## DATA TO USE
● ● ● ●
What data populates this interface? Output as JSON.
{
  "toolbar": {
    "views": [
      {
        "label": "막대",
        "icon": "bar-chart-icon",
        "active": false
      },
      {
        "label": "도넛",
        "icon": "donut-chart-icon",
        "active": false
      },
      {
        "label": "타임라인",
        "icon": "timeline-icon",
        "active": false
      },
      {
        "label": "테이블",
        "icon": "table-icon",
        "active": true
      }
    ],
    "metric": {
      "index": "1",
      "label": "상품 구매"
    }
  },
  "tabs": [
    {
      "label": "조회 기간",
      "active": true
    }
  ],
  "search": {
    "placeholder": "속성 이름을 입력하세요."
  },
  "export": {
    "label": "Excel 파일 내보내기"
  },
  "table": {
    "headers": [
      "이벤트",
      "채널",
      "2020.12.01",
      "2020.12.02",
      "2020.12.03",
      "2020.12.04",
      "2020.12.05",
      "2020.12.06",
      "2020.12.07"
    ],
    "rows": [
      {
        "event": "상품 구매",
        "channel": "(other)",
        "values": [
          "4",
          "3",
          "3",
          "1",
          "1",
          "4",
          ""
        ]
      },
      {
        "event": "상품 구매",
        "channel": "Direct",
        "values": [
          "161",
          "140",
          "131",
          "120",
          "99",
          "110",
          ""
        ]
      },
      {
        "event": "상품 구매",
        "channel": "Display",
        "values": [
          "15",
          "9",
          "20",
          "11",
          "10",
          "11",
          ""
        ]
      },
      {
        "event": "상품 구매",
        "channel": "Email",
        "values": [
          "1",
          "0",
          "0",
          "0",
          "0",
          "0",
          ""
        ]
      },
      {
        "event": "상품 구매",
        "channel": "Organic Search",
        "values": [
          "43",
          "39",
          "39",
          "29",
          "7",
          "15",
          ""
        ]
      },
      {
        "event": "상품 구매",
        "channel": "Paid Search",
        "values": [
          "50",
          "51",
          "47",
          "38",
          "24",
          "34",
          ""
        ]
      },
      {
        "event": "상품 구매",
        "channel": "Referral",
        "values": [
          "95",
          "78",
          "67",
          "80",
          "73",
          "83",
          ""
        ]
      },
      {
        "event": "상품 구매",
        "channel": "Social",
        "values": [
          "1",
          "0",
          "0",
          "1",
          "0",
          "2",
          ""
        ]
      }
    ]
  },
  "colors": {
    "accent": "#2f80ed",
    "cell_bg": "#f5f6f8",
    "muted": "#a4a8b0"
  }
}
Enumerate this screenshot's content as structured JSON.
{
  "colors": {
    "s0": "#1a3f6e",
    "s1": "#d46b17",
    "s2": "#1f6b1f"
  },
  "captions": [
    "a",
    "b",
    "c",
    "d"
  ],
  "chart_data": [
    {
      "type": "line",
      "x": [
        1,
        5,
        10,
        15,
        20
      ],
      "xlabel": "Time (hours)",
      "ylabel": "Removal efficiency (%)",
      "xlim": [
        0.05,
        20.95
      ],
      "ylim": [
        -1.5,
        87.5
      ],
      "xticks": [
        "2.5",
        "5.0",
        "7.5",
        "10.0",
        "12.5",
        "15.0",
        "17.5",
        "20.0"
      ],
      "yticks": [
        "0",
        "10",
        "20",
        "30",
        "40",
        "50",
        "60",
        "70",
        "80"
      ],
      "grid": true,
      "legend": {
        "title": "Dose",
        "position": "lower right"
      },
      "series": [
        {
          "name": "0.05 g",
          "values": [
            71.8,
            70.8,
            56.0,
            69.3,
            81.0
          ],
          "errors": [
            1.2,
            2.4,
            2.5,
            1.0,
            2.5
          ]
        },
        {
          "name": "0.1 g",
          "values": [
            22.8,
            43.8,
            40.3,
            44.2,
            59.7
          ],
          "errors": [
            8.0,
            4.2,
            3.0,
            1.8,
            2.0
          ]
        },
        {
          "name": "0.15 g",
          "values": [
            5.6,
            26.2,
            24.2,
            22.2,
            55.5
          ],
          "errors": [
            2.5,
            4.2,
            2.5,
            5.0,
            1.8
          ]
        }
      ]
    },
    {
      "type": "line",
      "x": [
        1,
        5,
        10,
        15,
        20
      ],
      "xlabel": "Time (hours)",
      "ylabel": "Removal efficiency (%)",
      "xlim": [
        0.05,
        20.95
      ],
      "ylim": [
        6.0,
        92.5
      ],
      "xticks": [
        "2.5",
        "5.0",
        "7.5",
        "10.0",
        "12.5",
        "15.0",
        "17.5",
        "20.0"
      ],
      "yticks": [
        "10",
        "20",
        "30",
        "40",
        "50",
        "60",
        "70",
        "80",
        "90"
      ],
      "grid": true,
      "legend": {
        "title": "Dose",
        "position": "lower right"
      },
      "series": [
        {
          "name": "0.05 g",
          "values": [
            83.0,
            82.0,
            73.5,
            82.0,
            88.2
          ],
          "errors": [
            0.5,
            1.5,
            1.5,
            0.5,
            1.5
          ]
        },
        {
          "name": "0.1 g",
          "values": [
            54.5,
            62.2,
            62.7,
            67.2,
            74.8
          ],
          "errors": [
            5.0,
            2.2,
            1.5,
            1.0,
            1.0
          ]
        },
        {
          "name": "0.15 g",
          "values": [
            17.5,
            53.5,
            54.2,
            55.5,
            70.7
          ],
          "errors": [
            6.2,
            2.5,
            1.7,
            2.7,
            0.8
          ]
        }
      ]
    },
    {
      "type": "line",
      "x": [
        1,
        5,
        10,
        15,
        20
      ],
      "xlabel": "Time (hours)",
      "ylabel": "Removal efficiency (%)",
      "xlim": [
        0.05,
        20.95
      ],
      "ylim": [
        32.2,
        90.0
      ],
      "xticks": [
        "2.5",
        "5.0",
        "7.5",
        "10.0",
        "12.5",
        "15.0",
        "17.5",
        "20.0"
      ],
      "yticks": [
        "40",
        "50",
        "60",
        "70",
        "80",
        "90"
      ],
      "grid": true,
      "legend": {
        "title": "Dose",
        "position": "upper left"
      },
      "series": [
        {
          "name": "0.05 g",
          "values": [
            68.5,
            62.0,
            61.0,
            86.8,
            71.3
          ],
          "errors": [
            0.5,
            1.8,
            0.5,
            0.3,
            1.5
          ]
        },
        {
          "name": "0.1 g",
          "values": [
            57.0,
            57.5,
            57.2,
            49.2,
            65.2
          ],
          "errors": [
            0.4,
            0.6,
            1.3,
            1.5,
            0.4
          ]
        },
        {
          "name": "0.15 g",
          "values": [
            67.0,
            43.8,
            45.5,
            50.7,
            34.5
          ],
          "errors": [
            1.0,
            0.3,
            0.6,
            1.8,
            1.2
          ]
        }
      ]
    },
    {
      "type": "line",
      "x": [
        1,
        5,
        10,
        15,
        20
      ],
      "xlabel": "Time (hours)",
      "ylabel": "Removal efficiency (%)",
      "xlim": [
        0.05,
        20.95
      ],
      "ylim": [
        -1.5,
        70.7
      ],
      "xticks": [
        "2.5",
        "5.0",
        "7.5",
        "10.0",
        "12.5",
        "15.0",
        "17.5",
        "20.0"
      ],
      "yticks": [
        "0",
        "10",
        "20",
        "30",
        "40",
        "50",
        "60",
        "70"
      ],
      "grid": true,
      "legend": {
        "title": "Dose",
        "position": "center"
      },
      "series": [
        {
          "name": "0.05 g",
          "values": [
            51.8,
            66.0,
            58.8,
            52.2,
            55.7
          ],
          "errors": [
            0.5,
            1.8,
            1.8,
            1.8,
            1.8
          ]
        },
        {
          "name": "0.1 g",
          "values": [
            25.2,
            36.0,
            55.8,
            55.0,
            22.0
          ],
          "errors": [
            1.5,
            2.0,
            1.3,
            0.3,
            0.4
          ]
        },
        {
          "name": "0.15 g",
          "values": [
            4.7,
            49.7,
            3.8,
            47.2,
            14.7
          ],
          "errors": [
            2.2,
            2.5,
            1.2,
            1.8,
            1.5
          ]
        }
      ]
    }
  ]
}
● ● ● ●
## WORK TO BE COMPLETED
Within the records above, how many lines include the word "JSON"? State the number by itself.

## ANSWER TO THE TASK
2